• **Instructions to follow**
Your task is to repeat the entries underneath exactly, minus the pictures.

[Data excerpts]
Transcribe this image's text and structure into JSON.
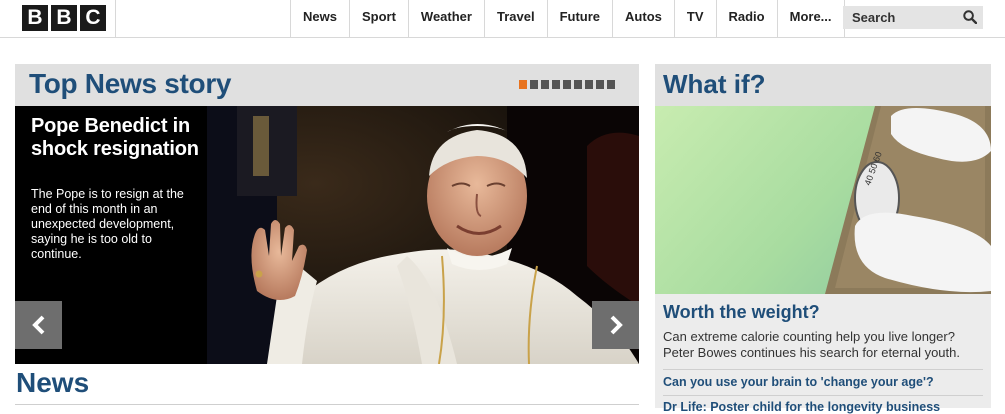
{
  "logo": {
    "letters": [
      "B",
      "B",
      "C"
    ]
  },
  "nav": {
    "items": [
      "News",
      "Sport",
      "Weather",
      "Travel",
      "Future",
      "Autos",
      "TV",
      "Radio",
      "More..."
    ]
  },
  "search": {
    "placeholder": "Search",
    "icon": "search-icon"
  },
  "top_news": {
    "title": "Top News story",
    "carousel": {
      "total": 9,
      "active_index": 0
    },
    "headline": "Pope Benedict in shock resignation",
    "summary": "The Pope is to resign at the end of this month in an unexpected development, saying he is too old to continue.",
    "prev_icon": "chevron-left-icon",
    "next_icon": "chevron-right-icon"
  },
  "news": {
    "heading": "News"
  },
  "what_if": {
    "title": "What if?",
    "story_title": "Worth the weight?",
    "story_summary": "Can extreme calorie counting help you live longer? Peter Bowes continues his search for eternal youth.",
    "links": [
      "Can you use your brain to 'change your age'?",
      "Dr Life: Poster child for the longevity business"
    ]
  },
  "colors": {
    "heading_blue": "#1f4e79",
    "active_dot": "#e8731f",
    "panel_grey": "#e0e0e0"
  }
}
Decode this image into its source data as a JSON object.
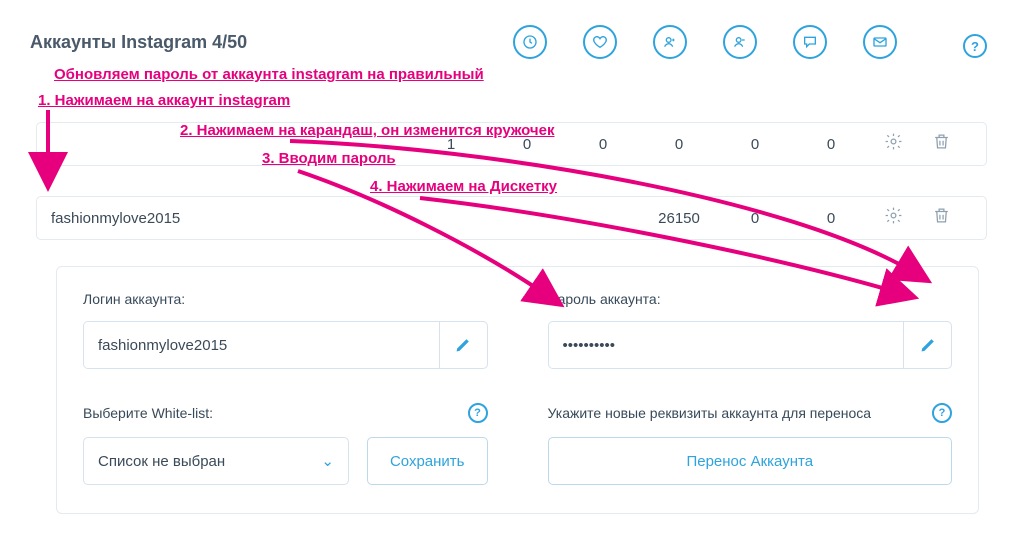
{
  "header": {
    "title": "Аккаунты Instagram 4/50"
  },
  "annotations": {
    "top": "Обновляем пароль от аккаунта instagram  на правильный",
    "s1": "1. Нажимаем на аккаунт instagram",
    "s2": "2. Нажимаем на карандаш, он изменится кружочек",
    "s3": "3. Вводим пароль",
    "s4": "4. Нажимаем на Дискетку"
  },
  "rows": [
    {
      "name": "",
      "c1": "1",
      "c2": "0",
      "c3": "0",
      "c4": "0",
      "c5": "0",
      "c6": "0"
    },
    {
      "name": "fashionmylove2015",
      "c1": "",
      "c2": "",
      "c3": "",
      "c4": "26150",
      "c5": "0",
      "c6": "0"
    }
  ],
  "panel": {
    "login_label": "Логин аккаунта:",
    "login_value": "fashionmylove2015",
    "password_label": "Пароль аккаунта:",
    "password_value": "••••••••••",
    "whitelist_label": "Выберите White-list:",
    "whitelist_selected": "Список не выбран",
    "save_label": "Сохранить",
    "transfer_label": "Укажите новые реквизиты аккаунта для переноса",
    "transfer_btn": "Перенос Аккаунта"
  }
}
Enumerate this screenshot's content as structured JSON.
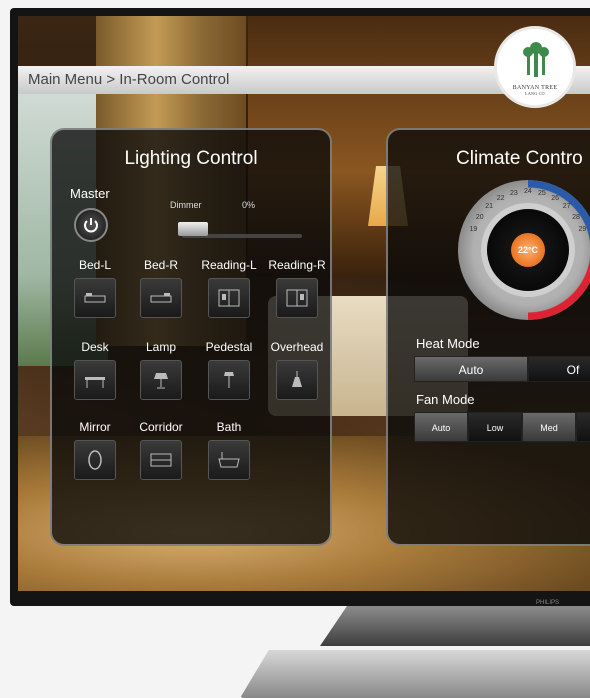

• **Answer to the task**
Transcribe this image's text and structure into JSON.
{
  "logo": {
    "letters": [
      "B",
      "B",
      "C"
    ]
  },
  "nav": {
    "items": [
      "News",
      "Sport",
      "Weather",
      "Travel",
      "Future",
      "Autos",
      "TV",
      "Radio",
      "More..."
    ]
  },
  "search": {
    "placeholder": "Search",
    "icon": "search-icon"
  },
  "top_news": {
    "title": "Top News story",
    "carousel": {
      "total": 9,
      "active_index": 0
    },
    "headline": "Pope Benedict in shock resignation",
    "summary": "The Pope is to resign at the end of this month in an unexpected development, saying he is too old to continue.",
    "prev_icon": "chevron-left-icon",
    "next_icon": "chevron-right-icon"
  },
  "news": {
    "heading": "News"
  },
  "what_if": {
    "title": "What if?",
    "story_title": "Worth the weight?",
    "story_summary": "Can extreme calorie counting help you live longer? Peter Bowes continues his search for eternal youth.",
    "links": [
      "Can you use your brain to 'change your age'?",
      "Dr Life: Poster child for the longevity business"
    ]
  },
  "colors": {
    "heading_blue": "#1f4e79",
    "active_dot": "#e8731f",
    "panel_grey": "#e0e0e0"
  }
}
Decode this image into its source data as a JSON object.
{
  "header": {
    "title": "Аккаунты Instagram 4/50"
  },
  "annotations": {
    "top": "Обновляем пароль от аккаунта instagram  на правильный",
    "s1": "1. Нажимаем на аккаунт instagram",
    "s2": "2. Нажимаем на карандаш, он изменится кружочек",
    "s3": "3. Вводим пароль",
    "s4": "4. Нажимаем на Дискетку"
  },
  "rows": [
    {
      "name": "",
      "c1": "1",
      "c2": "0",
      "c3": "0",
      "c4": "0",
      "c5": "0",
      "c6": "0"
    },
    {
      "name": "fashionmylove2015",
      "c1": "",
      "c2": "",
      "c3": "",
      "c4": "26150",
      "c5": "0",
      "c6": "0"
    }
  ],
  "panel": {
    "login_label": "Логин аккаунта:",
    "login_value": "fashionmylove2015",
    "password_label": "Пароль аккаунта:",
    "password_value": "••••••••••",
    "whitelist_label": "Выберите White-list:",
    "whitelist_selected": "Список не выбран",
    "save_label": "Сохранить",
    "transfer_label": "Укажите новые реквизиты аккаунта для переноса",
    "transfer_btn": "Перенос Аккаунта"
  }
}
Enumerate this screenshot's content as structured JSON.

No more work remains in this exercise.